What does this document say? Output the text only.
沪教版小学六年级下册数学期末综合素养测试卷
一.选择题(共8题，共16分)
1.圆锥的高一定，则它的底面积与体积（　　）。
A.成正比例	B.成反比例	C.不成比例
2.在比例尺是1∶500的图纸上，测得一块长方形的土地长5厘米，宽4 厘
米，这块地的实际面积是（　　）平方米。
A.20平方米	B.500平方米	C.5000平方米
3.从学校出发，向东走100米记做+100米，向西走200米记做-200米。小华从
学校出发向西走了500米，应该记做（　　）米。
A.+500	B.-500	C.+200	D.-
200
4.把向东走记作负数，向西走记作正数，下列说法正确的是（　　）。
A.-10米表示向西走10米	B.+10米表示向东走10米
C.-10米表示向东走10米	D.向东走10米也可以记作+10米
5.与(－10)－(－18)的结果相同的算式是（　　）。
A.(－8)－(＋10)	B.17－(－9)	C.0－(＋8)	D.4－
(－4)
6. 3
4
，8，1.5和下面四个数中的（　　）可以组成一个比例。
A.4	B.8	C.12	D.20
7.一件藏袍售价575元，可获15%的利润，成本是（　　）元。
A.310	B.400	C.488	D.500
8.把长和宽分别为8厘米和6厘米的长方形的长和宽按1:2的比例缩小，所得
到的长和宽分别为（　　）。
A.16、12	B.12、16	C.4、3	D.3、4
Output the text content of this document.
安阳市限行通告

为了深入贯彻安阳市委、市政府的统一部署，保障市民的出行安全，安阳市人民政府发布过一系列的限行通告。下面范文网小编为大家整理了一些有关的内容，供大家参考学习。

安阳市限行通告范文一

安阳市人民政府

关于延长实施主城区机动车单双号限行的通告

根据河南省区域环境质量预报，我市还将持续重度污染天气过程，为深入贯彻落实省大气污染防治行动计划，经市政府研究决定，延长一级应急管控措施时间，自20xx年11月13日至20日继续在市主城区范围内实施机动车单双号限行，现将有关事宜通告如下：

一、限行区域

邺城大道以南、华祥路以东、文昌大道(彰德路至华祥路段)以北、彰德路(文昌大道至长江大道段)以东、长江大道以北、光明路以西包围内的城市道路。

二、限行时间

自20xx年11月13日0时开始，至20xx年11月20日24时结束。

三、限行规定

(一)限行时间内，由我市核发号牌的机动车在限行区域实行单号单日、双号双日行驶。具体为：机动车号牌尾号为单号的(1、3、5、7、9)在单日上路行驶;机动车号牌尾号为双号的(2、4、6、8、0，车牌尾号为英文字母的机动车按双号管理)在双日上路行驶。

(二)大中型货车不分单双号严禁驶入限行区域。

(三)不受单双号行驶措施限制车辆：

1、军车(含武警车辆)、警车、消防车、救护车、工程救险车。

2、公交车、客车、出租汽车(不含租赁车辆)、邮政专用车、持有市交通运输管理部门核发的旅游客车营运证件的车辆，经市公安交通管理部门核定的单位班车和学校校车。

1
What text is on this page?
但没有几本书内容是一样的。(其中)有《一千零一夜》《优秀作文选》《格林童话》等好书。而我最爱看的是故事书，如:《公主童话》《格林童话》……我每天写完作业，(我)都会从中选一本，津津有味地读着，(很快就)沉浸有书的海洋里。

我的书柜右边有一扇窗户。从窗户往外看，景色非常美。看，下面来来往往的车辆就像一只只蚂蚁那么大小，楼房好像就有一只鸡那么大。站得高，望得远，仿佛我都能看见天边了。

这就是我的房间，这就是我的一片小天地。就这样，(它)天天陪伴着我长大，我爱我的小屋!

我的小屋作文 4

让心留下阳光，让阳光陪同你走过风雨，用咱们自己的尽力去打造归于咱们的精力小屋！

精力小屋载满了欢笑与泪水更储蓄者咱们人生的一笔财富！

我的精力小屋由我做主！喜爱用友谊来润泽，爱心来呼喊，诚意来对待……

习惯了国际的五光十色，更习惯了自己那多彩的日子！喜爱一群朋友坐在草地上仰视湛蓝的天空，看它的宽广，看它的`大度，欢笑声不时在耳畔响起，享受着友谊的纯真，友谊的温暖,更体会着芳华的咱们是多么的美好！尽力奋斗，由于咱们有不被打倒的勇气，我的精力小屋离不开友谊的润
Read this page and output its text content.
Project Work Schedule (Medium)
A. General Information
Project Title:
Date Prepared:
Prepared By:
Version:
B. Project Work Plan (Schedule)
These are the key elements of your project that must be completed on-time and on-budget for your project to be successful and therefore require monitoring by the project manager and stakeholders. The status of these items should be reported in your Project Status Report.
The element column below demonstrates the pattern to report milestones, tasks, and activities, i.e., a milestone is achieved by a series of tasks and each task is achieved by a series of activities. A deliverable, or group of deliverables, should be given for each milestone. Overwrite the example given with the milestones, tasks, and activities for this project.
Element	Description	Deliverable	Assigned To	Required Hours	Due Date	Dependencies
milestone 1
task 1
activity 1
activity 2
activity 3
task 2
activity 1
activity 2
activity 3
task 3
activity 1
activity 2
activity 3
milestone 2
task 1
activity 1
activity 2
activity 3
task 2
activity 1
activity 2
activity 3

==============================

WHAT TO WORK ON: Repeat every line of the data, exactly and in full.

TASK SOLUTION:
What does this document say? Output the text only.
沪教版小学六年级下册数学期末综合素养测试卷
一.选择题(共8题，共16分)
1.圆锥的高一定，则它的底面积与体积（　　）。
A.成正比例	B.成反比例	C.不成比例
2.在比例尺是1∶500的图纸上，测得一块长方形的土地长5厘米，宽4 厘
米，这块地的实际面积是（　　）平方米。
A.20平方米	B.500平方米	C.5000平方米
3.从学校出发，向东走100米记做+100米，向西走200米记做-200米。小华从
学校出发向西走了500米，应该记做（　　）米。
A.+500	B.-500	C.+200	D.-
200
4.把向东走记作负数，向西走记作正数，下列说法正确的是（　　）。
A.-10米表示向西走10米	B.+10米表示向东走10米
C.-10米表示向东走10米	D.向东走10米也可以记作+10米
5.与(－10)－(－18)的结果相同的算式是（　　）。
A.(－8)－(＋10)	B.17－(－9)	C.0－(＋8)	D.4－
(－4)
6. 3
4
，8，1.5和下面四个数中的（　　）可以组成一个比例。
A.4	B.8	C.12	D.20
7.一件藏袍售价575元，可获15%的利润，成本是（　　）元。
A.310	B.400	C.488	D.500
8.把长和宽分别为8厘米和6厘米的长方形的长和宽按1:2的比例缩小，所得
到的长和宽分别为（　　）。
A.16、12	B.12、16	C.4、3	D.3、4
Output the text content of this document.
安阳市限行通告

为了深入贯彻安阳市委、市政府的统一部署，保障市民的出行安全，安阳市人民政府发布过一系列的限行通告。下面范文网小编为大家整理了一些有关的内容，供大家参考学习。

安阳市限行通告范文一

安阳市人民政府

关于延长实施主城区机动车单双号限行的通告

根据河南省区域环境质量预报，我市还将持续重度污染天气过程，为深入贯彻落实省大气污染防治行动计划，经市政府研究决定，延长一级应急管控措施时间，自20xx年11月13日至20日继续在市主城区范围内实施机动车单双号限行，现将有关事宜通告如下：

一、限行区域

邺城大道以南、华祥路以东、文昌大道(彰德路至华祥路段)以北、彰德路(文昌大道至长江大道段)以东、长江大道以北、光明路以西包围内的城市道路。

二、限行时间

自20xx年11月13日0时开始，至20xx年11月20日24时结束。

三、限行规定

(一)限行时间内，由我市核发号牌的机动车在限行区域实行单号单日、双号双日行驶。具体为：机动车号牌尾号为单号的(1、3、5、7、9)在单日上路行驶;机动车号牌尾号为双号的(2、4、6、8、0，车牌尾号为英文字母的机动车按双号管理)在双日上路行驶。

(二)大中型货车不分单双号严禁驶入限行区域。

(三)不受单双号行驶措施限制车辆：

1、军车(含武警车辆)、警车、消防车、救护车、工程救险车。

2、公交车、客车、出租汽车(不含租赁车辆)、邮政专用车、持有市交通运输管理部门核发的旅游客车营运证件的车辆，经市公安交通管理部门核定的单位班车和学校校车。

1
What text is on this page?
但没有几本书内容是一样的。(其中)有《一千零一夜》《优秀作文选》《格林童话》等好书。而我最爱看的是故事书，如:《公主童话》《格林童话》……我每天写完作业，(我)都会从中选一本，津津有味地读着，(很快就)沉浸有书的海洋里。

我的书柜右边有一扇窗户。从窗户往外看，景色非常美。看，下面来来往往的车辆就像一只只蚂蚁那么大小，楼房好像就有一只鸡那么大。站得高，望得远，仿佛我都能看见天边了。

这就是我的房间，这就是我的一片小天地。就这样，(它)天天陪伴着我长大，我爱我的小屋!

我的小屋作文 4

让心留下阳光，让阳光陪同你走过风雨，用咱们自己的尽力去打造归于咱们的精力小屋！

精力小屋载满了欢笑与泪水更储蓄者咱们人生的一笔财富！

我的精力小屋由我做主！喜爱用友谊来润泽，爱心来呼喊，诚意来对待……

习惯了国际的五光十色，更习惯了自己那多彩的日子！喜爱一群朋友坐在草地上仰视湛蓝的天空，看它的宽广，看它的`大度，欢笑声不时在耳畔响起，享受着友谊的纯真，友谊的温暖,更体会着芳华的咱们是多么的美好！尽力奋斗，由于咱们有不被打倒的勇气，我的精力小屋离不开友谊的润
Read this page and output its text content.
Project Work Schedule (Medium)
A. General Information
Project Title:
Date Prepared:
Prepared By:
Version:
B. Project Work Plan (Schedule)
These are the key elements of your project that must be completed on-time and on-budget for your project to be successful and therefore require monitoring by the project manager and stakeholders. The status of these items should be reported in your Project Status Report.
The element column below demonstrates the pattern to report milestones, tasks, and activities, i.e., a milestone is achieved by a series of tasks and each task is achieved by a series of activities. A deliverable, or group of deliverables, should be given for each milestone. Overwrite the example given with the milestones, tasks, and activities for this project.
Element	Description	Deliverable	Assigned To	Required Hours	Due Date	Dependencies
milestone 1
task 1
activity 1
activity 2
activity 3
task 2
activity 1
activity 2
activity 3
task 3
activity 1
activity 2
activity 3
milestone 2
task 1
activity 1
activity 2
activity 3
task 2
activity 1
activity 2
activity 3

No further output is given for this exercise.